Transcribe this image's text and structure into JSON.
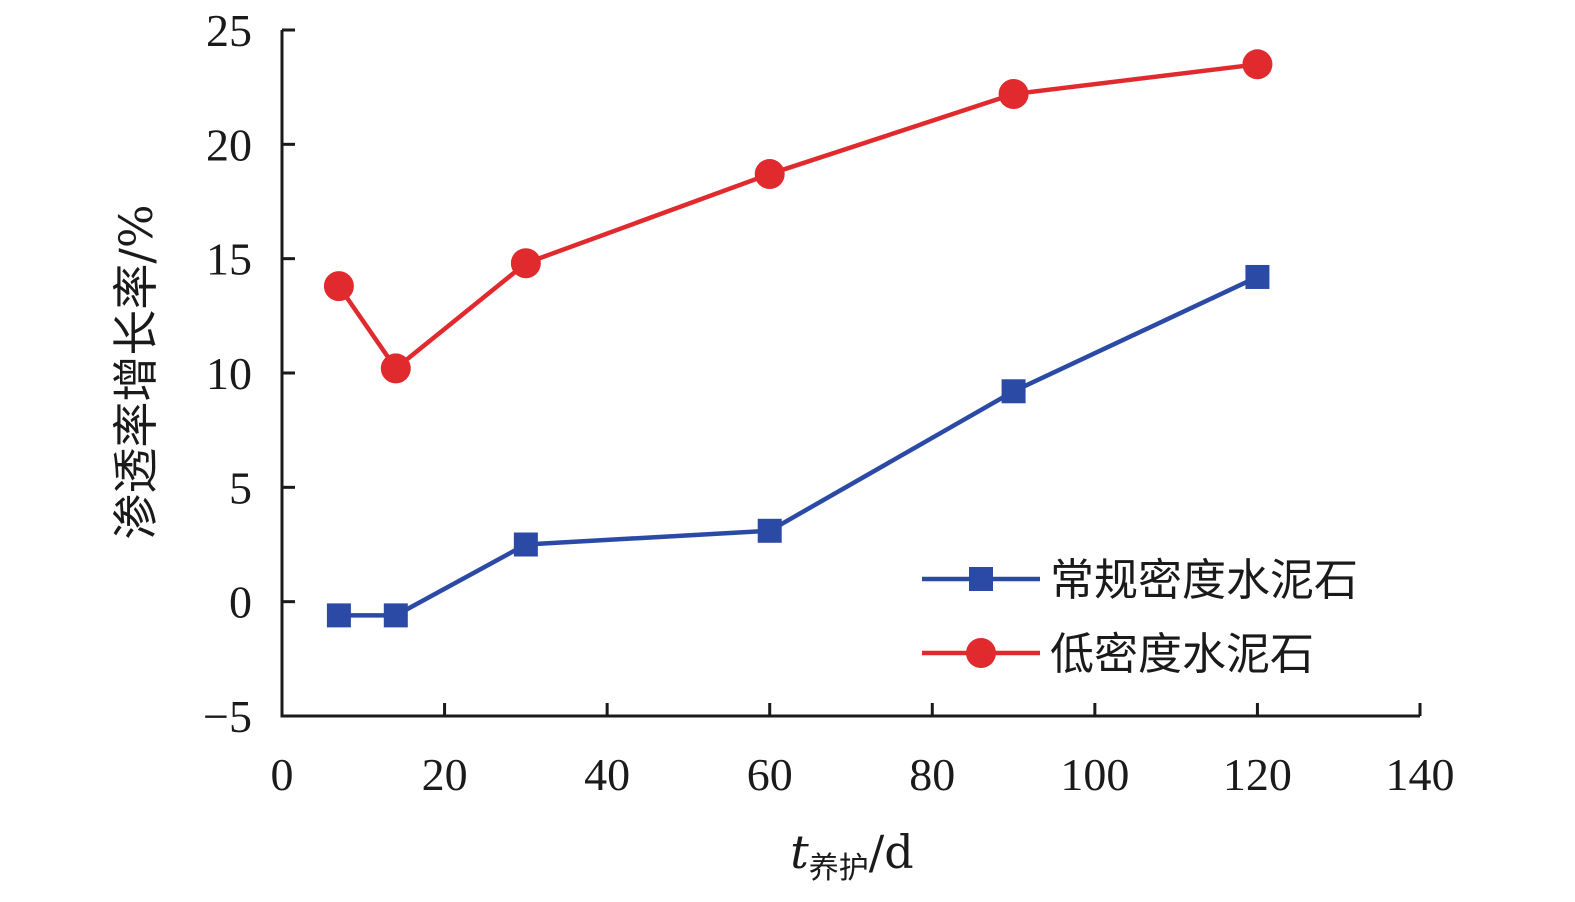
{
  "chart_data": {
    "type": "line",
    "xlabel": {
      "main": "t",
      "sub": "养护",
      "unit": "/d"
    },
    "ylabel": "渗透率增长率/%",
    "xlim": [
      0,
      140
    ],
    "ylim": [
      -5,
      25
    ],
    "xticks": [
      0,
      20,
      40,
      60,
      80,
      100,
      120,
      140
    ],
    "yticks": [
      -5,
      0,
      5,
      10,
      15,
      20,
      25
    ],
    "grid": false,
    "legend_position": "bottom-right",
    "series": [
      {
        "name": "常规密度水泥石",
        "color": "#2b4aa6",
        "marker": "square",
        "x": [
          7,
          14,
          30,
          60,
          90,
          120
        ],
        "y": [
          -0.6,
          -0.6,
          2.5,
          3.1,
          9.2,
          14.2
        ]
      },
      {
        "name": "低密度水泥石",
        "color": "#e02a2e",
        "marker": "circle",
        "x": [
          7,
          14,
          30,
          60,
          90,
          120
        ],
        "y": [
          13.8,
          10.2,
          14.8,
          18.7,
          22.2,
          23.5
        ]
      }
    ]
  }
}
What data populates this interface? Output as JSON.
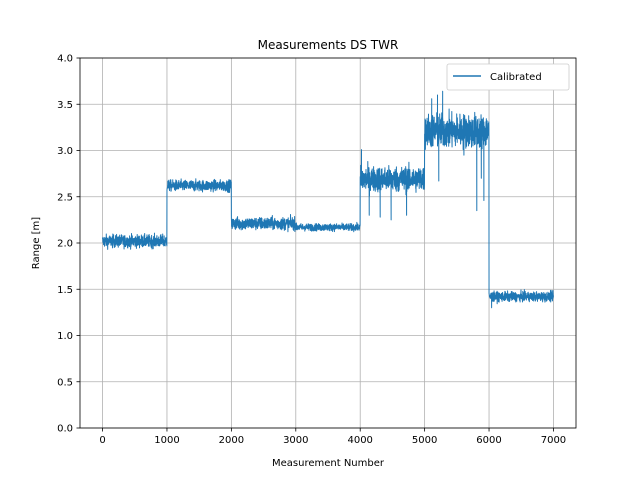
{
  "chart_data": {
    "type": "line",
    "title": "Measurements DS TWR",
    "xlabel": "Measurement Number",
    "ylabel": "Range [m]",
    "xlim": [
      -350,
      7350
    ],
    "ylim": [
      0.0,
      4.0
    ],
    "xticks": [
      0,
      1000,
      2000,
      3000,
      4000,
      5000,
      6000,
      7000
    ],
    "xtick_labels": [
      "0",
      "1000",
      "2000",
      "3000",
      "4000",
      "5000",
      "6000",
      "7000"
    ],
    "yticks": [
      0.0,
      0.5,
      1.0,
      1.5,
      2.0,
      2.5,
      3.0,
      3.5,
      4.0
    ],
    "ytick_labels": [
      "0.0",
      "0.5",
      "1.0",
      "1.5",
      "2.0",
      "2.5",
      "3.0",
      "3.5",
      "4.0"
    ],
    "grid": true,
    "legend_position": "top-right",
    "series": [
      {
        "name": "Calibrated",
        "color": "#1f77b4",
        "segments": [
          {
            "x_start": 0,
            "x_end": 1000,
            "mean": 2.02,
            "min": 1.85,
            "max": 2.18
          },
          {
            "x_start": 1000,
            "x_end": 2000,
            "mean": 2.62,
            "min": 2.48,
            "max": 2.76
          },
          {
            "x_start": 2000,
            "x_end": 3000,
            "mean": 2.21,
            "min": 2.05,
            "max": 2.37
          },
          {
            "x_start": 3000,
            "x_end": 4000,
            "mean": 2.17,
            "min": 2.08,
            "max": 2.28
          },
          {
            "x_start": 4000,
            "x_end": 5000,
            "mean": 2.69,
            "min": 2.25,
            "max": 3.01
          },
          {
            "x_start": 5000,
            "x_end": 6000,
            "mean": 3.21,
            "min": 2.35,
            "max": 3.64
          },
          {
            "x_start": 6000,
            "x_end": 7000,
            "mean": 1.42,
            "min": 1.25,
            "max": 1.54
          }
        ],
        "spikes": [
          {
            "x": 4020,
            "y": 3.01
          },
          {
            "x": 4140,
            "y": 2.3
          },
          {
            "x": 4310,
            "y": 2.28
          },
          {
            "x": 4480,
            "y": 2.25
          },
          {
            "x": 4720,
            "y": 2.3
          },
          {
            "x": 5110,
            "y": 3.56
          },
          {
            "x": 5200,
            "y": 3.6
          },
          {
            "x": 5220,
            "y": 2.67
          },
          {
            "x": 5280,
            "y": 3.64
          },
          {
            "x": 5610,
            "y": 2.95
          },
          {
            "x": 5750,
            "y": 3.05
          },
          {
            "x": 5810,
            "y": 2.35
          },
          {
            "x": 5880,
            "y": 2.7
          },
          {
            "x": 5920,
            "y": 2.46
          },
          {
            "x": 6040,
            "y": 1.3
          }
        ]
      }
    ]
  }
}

◇ ◇ ◇

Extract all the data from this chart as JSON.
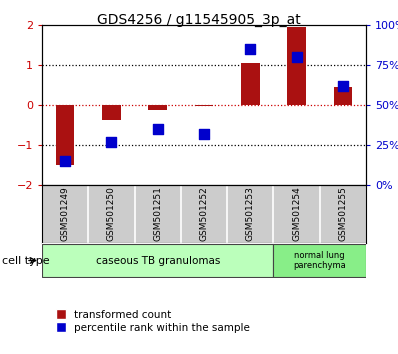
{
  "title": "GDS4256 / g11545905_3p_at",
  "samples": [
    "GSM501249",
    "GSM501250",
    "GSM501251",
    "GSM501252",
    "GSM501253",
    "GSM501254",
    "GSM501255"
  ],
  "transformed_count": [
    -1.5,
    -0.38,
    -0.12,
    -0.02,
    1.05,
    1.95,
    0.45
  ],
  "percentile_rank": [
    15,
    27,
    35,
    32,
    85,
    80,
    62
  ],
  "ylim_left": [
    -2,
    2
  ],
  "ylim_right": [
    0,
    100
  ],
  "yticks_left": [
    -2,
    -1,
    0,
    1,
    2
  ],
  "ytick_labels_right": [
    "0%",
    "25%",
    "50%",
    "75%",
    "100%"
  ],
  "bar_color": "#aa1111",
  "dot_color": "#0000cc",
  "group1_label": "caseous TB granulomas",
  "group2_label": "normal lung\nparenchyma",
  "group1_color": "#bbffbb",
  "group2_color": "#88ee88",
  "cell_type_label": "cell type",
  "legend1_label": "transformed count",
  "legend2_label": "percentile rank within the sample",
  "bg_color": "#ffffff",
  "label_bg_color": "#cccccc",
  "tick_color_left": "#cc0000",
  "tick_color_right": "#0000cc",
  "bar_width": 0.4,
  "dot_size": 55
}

◇ ◇ ◇

■ **Directive**
Collect the lines of the records that include the string "name".

■ **Reply to the exercise**
        "name": "常规密度水泥石",
        "name": "低密度水泥石",
        "name": "Calibrated",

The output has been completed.